Short problem |
Check every line of the entries for "title", and copy the lines that hold it.

Raw data |
- - -

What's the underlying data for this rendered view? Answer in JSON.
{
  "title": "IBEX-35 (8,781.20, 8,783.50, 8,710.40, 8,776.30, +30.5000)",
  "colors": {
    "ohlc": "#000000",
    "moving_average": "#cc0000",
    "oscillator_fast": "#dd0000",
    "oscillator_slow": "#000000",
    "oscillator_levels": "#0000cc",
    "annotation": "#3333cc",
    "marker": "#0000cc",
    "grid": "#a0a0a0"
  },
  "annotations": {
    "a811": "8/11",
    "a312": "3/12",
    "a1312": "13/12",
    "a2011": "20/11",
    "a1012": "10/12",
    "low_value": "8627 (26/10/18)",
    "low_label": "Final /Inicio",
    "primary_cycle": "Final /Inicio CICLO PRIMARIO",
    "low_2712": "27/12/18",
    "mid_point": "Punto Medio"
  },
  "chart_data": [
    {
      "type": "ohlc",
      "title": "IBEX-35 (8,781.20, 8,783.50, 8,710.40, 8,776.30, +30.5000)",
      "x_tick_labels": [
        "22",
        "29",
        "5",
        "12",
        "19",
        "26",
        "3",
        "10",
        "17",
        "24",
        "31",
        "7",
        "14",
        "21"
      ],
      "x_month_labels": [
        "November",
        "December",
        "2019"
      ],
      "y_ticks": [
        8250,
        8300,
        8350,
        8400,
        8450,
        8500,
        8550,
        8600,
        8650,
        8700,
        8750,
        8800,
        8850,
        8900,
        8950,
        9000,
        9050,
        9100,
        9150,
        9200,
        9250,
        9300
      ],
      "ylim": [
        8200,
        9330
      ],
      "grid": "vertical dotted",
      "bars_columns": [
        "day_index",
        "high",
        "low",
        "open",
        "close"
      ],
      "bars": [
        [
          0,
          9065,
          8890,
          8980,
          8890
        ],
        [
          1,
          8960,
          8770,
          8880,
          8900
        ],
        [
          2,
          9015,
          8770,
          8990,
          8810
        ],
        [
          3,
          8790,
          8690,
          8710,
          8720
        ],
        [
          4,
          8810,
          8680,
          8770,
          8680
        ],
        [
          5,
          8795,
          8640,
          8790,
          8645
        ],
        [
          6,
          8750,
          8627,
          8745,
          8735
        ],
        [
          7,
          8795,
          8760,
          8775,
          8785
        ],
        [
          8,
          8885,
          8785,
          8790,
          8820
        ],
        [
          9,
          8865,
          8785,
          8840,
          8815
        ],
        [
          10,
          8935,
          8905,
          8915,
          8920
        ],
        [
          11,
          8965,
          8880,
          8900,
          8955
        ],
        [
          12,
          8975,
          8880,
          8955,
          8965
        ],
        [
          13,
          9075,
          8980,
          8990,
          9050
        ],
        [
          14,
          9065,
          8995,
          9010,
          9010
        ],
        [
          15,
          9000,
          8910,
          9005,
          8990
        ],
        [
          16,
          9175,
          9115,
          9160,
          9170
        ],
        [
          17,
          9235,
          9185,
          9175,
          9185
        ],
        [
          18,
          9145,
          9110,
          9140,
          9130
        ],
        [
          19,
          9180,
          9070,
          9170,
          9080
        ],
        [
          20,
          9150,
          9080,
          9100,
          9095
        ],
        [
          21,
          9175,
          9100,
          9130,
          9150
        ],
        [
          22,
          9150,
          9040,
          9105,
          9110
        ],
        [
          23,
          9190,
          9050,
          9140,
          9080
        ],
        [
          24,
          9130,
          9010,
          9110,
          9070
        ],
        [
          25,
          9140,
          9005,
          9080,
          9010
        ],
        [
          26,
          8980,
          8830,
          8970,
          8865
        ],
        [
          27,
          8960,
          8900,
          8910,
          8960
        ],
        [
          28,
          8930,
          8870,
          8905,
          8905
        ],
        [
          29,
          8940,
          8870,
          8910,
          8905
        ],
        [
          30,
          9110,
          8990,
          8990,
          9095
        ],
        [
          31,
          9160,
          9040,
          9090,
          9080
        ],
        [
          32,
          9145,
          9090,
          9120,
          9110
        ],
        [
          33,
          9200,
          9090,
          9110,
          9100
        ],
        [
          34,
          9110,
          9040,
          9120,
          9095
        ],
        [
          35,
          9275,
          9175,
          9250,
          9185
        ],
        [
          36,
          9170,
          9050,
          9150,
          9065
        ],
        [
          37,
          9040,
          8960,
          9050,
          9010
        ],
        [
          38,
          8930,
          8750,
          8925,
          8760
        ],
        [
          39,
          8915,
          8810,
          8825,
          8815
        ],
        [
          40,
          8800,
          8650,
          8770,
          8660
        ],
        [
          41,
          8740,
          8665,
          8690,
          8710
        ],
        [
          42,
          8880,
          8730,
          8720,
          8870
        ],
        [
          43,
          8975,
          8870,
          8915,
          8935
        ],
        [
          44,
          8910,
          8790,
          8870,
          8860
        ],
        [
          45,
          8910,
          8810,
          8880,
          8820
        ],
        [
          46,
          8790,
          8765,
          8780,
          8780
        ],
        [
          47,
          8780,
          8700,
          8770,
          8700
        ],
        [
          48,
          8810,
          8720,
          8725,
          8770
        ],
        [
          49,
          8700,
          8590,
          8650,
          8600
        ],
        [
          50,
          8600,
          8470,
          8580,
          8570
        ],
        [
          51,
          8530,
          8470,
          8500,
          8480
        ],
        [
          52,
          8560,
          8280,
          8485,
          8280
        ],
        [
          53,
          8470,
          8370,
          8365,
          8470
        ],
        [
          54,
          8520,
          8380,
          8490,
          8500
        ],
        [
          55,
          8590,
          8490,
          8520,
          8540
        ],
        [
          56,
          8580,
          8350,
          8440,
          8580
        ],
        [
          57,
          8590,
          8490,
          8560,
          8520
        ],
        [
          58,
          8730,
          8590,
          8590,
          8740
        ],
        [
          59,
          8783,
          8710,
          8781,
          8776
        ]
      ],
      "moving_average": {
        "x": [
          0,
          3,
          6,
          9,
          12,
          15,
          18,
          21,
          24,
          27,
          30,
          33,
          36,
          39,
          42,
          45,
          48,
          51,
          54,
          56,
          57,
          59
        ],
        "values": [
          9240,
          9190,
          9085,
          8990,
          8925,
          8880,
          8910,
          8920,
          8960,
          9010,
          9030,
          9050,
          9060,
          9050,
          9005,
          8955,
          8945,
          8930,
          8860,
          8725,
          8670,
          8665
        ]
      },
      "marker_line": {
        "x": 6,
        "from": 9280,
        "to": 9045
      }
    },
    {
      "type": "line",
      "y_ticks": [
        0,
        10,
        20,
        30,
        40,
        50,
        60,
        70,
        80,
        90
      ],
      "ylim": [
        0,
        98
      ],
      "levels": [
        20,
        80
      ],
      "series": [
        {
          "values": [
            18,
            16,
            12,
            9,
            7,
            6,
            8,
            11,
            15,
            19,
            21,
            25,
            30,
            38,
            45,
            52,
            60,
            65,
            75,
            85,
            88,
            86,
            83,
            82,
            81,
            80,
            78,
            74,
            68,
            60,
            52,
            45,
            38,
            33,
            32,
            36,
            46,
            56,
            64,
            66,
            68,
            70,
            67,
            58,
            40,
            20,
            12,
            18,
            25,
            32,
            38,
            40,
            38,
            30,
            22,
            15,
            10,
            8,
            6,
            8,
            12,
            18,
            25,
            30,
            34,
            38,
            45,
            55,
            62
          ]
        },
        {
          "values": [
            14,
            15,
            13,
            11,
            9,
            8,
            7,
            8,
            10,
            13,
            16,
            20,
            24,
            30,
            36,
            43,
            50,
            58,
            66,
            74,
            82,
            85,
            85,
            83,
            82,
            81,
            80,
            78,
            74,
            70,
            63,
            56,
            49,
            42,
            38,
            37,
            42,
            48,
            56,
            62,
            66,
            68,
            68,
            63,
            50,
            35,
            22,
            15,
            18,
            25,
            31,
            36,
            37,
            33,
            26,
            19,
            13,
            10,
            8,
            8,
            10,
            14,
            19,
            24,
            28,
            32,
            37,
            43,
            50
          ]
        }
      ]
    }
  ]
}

- - -

Completed task |
  "title": "IBEX-35 (8,781.20, 8,783.50, 8,710.40, 8,776.30, +30.5000)",
      "title": "IBEX-35 (8,781.20, 8,783.50, 8,710.40, 8,776.30, +30.5000)",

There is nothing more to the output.